Aim: Extract each line of the data below exactly as written.

Supplied data:
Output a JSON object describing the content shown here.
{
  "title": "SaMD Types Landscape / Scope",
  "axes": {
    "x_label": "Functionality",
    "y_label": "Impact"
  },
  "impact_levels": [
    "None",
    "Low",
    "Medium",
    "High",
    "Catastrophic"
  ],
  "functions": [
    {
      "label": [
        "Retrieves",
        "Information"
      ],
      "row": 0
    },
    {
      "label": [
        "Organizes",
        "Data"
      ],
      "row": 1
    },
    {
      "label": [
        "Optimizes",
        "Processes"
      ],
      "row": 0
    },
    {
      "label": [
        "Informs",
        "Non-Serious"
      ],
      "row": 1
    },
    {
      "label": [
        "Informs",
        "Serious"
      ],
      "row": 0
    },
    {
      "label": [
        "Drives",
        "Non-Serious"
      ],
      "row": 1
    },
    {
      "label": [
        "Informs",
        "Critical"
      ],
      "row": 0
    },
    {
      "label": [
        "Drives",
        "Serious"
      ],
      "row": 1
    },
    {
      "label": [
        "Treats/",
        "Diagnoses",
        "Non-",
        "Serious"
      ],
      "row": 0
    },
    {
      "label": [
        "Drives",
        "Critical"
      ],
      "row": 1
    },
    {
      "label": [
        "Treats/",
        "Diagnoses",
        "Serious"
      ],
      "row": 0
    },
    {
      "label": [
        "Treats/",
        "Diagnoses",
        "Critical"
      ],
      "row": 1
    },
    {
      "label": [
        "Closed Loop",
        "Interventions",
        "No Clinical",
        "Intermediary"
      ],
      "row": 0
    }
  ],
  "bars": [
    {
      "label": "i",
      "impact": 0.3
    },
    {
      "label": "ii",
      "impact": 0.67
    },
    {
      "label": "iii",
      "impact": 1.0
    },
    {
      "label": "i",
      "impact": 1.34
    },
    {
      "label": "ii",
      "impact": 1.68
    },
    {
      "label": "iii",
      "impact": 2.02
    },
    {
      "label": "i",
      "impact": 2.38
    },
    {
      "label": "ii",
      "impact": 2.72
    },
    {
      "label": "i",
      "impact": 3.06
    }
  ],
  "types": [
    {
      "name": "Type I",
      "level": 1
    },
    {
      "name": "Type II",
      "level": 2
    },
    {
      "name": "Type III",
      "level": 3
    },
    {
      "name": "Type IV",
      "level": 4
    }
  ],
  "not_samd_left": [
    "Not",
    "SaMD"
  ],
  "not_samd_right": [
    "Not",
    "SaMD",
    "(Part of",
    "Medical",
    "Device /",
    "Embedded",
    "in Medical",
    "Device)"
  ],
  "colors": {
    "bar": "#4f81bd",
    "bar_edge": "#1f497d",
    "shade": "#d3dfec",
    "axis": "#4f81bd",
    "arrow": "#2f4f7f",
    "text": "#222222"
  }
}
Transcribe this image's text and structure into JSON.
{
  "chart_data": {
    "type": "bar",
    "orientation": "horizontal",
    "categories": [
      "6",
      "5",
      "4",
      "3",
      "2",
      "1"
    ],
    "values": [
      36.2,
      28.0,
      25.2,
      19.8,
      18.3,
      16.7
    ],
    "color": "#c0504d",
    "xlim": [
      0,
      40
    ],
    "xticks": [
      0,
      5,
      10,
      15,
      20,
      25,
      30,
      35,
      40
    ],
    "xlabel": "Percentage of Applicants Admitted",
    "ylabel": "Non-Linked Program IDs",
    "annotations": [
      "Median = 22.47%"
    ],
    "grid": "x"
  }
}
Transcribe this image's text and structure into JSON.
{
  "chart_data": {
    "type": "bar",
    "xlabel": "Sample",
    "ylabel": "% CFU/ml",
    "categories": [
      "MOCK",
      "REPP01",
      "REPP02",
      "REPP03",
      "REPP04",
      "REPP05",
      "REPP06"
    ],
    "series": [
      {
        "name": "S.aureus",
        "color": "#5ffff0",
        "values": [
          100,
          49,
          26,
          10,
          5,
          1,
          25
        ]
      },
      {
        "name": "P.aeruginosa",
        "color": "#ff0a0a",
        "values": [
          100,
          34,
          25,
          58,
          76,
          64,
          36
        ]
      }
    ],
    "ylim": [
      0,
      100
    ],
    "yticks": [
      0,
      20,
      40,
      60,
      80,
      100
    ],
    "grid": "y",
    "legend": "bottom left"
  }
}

Written answer:
Output a JSON object describing the content shown here.
{
  "title": "SaMD Types Landscape / Scope",
  "axes": {
    "x_label": "Functionality",
    "y_label": "Impact"
  },
  "impact_levels": [
    "None",
    "Low",
    "Medium",
    "High",
    "Catastrophic"
  ],
  "functions": [
    {
      "label": [
        "Retrieves",
        "Information"
      ],
      "row": 0
    },
    {
      "label": [
        "Organizes",
        "Data"
      ],
      "row": 1
    },
    {
      "label": [
        "Optimizes",
        "Processes"
      ],
      "row": 0
    },
    {
      "label": [
        "Informs",
        "Non-Serious"
      ],
      "row": 1
    },
    {
      "label": [
        "Informs",
        "Serious"
      ],
      "row": 0
    },
    {
      "label": [
        "Drives",
        "Non-Serious"
      ],
      "row": 1
    },
    {
      "label": [
        "Informs",
        "Critical"
      ],
      "row": 0
    },
    {
      "label": [
        "Drives",
        "Serious"
      ],
      "row": 1
    },
    {
      "label": [
        "Treats/",
        "Diagnoses",
        "Non-",
        "Serious"
      ],
      "row": 0
    },
    {
      "label": [
        "Drives",
        "Critical"
      ],
      "row": 1
    },
    {
      "label": [
        "Treats/",
        "Diagnoses",
        "Serious"
      ],
      "row": 0
    },
    {
      "label": [
        "Treats/",
        "Diagnoses",
        "Critical"
      ],
      "row": 1
    },
    {
      "label": [
        "Closed Loop",
        "Interventions",
        "No Clinical",
        "Intermediary"
      ],
      "row": 0
    }
  ],
  "bars": [
    {
      "label": "i",
      "impact": 0.3
    },
    {
      "label": "ii",
      "impact": 0.67
    },
    {
      "label": "iii",
      "impact": 1.0
    },
    {
      "label": "i",
      "impact": 1.34
    },
    {
      "label": "ii",
      "impact": 1.68
    },
    {
      "label": "iii",
      "impact": 2.02
    },
    {
      "label": "i",
      "impact": 2.38
    },
    {
      "label": "ii",
      "impact": 2.72
    },
    {
      "label": "i",
      "impact": 3.06
    }
  ],
  "types": [
    {
      "name": "Type I",
      "level": 1
    },
    {
      "name": "Type II",
      "level": 2
    },
    {
      "name": "Type III",
      "level": 3
    },
    {
      "name": "Type IV",
      "level": 4
    }
  ],
  "not_samd_left": [
    "Not",
    "SaMD"
  ],
  "not_samd_right": [
    "Not",
    "SaMD",
    "(Part of",
    "Medical",
    "Device /",
    "Embedded",
    "in Medical",
    "Device)"
  ],
  "colors": {
    "bar": "#4f81bd",
    "bar_edge": "#1f497d",
    "shade": "#d3dfec",
    "axis": "#4f81bd",
    "arrow": "#2f4f7f",
    "text": "#222222"
  }
}
Transcribe this image's text and structure into JSON.
{
  "chart_data": {
    "type": "bar",
    "orientation": "horizontal",
    "categories": [
      "6",
      "5",
      "4",
      "3",
      "2",
      "1"
    ],
    "values": [
      36.2,
      28.0,
      25.2,
      19.8,
      18.3,
      16.7
    ],
    "color": "#c0504d",
    "xlim": [
      0,
      40
    ],
    "xticks": [
      0,
      5,
      10,
      15,
      20,
      25,
      30,
      35,
      40
    ],
    "xlabel": "Percentage of Applicants Admitted",
    "ylabel": "Non-Linked Program IDs",
    "annotations": [
      "Median = 22.47%"
    ],
    "grid": "x"
  }
}
Transcribe this image's text and structure into JSON.
{
  "chart_data": {
    "type": "bar",
    "xlabel": "Sample",
    "ylabel": "% CFU/ml",
    "categories": [
      "MOCK",
      "REPP01",
      "REPP02",
      "REPP03",
      "REPP04",
      "REPP05",
      "REPP06"
    ],
    "series": [
      {
        "name": "S.aureus",
        "color": "#5ffff0",
        "values": [
          100,
          49,
          26,
          10,
          5,
          1,
          25
        ]
      },
      {
        "name": "P.aeruginosa",
        "color": "#ff0a0a",
        "values": [
          100,
          34,
          25,
          58,
          76,
          64,
          36
        ]
      }
    ],
    "ylim": [
      0,
      100
    ],
    "yticks": [
      0,
      20,
      40,
      60,
      80,
      100
    ],
    "grid": "y",
    "legend": "bottom left"
  }
}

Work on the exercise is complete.